---------- Testo ----------
Domani il Papa si recherà in visita per tre giorni in Iraq e porterà la sua solidarietà a quelle popolazioni. A questo pontefice tocca il compito di realizzare un sogno che fu di un suo predecessore: Giovanni Paolo II.

Karol Józef Wojtyła non solo desiderò visitare la Mesopotamia, ma usò tutte le risorse diplomatiche per porre le premesse di un evento che oggi finalmente, suscitando tante aspettative per il futuro, viene realizzato.

Il pontefice “venuto da lontano”, che aveva sempre seguito le vicende irachene con molta attenzione e con grande sofferenza, vedeva in questi territori un’area strategica per la pace.

Questo pontefice non solo va ricordato per una sua precisa e categorica condanna della guerra – avendo sostenuto con coraggio meritevole di attenzione che non esistono guerre giuste e guerre ingiuste – ma va ricordato anche per una sua visione molto importante che lo portava a dichiarare che la pace nella Mesopotamia è garanzia della pace nel Mediterraneo.

Senza la pace nella zona tra il Tigri e l’Eufrate non può esistere la pace nel Mare Nostrum. La visione del Papa polacco, ovviamente con gli opportuni adeguamenti temporali, è anche quella di Francesco che finalmente riesce ad attuare, perché ci sono ora le condizioni storiche, il sogno del suo predecessore.

La premessa culturale di Papa Francesco

Ho già espresso in qualche altra circostanza quanto sto per scrivere, ma desidero ripeterlo perché a mio avviso rappresenta la chiave di lettura del pensiero di Bergoglio: la sua idea di fratellanza.

Viviamo in un periodo che ancora proclama, seguendo la filosofia dell’Illuminismo, i tre valori fondamentali dell’individuo – forse meglio del cittadino – legati alla Rivoluzione Francese: libertà, uguaglianza e fraternità. Si tratta di tre valori che rappresentano obiettivi da raggiungere.

Per Papa Francesco il terzo valore, la fratellanza, non è un obiettivo da realizzare; è invece la caratteristica di ogni persona, è la componente dell’uomo, che lo deve guidare nella sua azione quotidiana. Non bisogna lavorare insieme per diventare fratelli, dobbiamo lavorare insieme perché si è fratelli.
----------
(Cosa fare)
Secondo il testo, che cos'è la fratellanza per Papa Francesco?
---------- Materiale fornito ----------
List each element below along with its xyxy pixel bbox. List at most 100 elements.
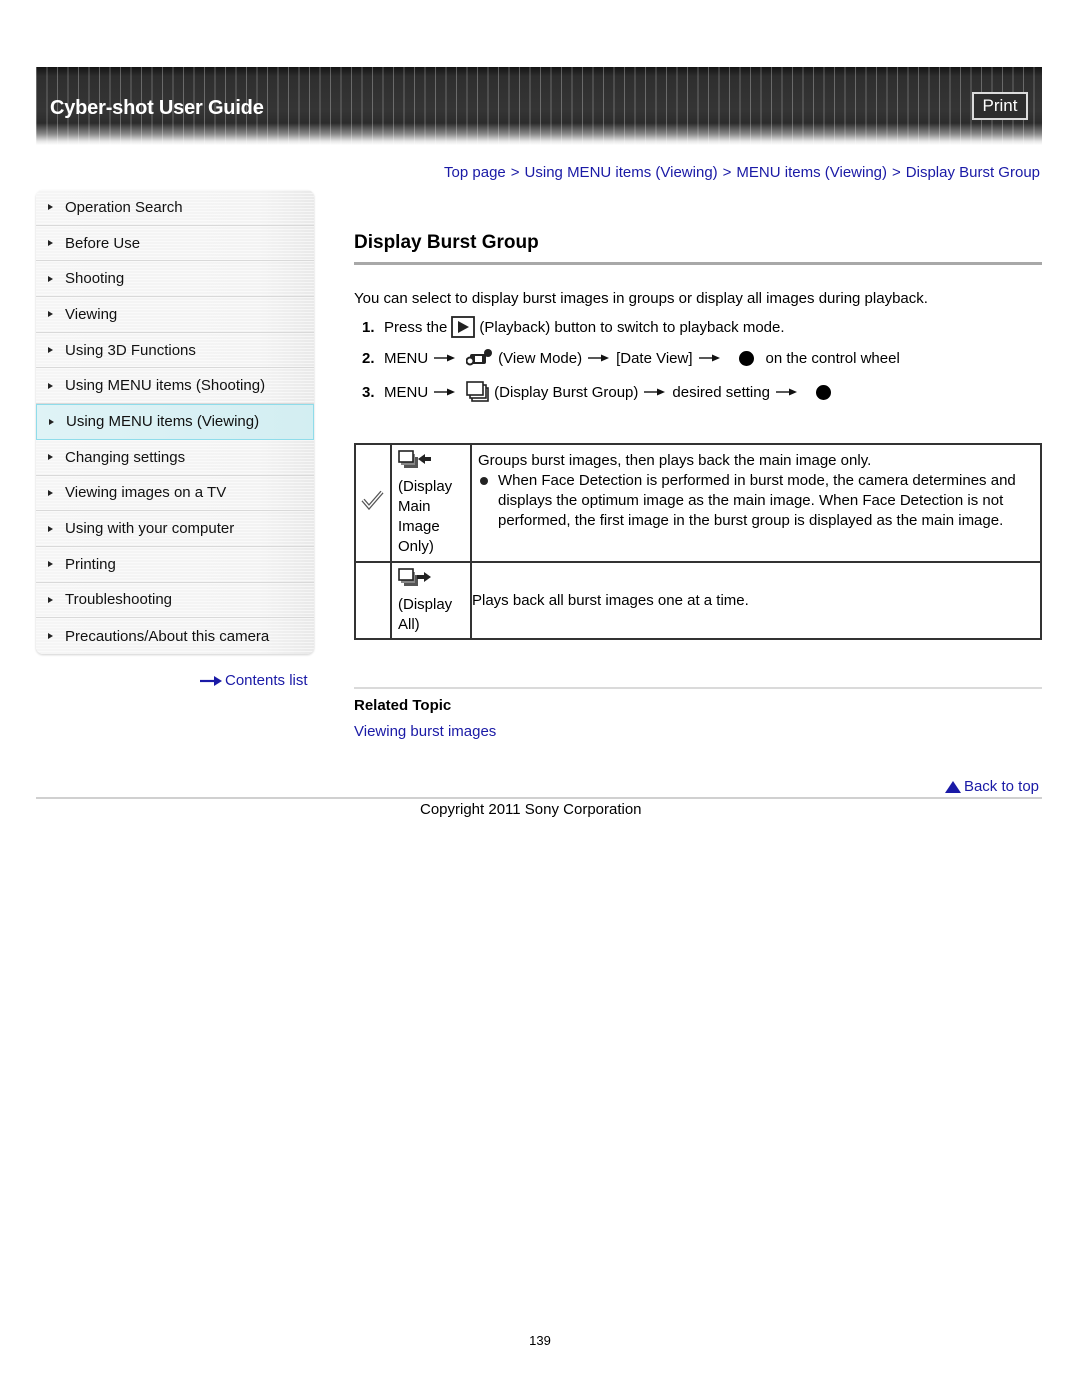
----------
(Soluzione svolta)
Per Papa Francesco la fratellanza non è un obiettivo da realizzare, ma la caratteristica di ogni persona, la componente dell'uomo che lo deve guidare nella sua azione quotidiana.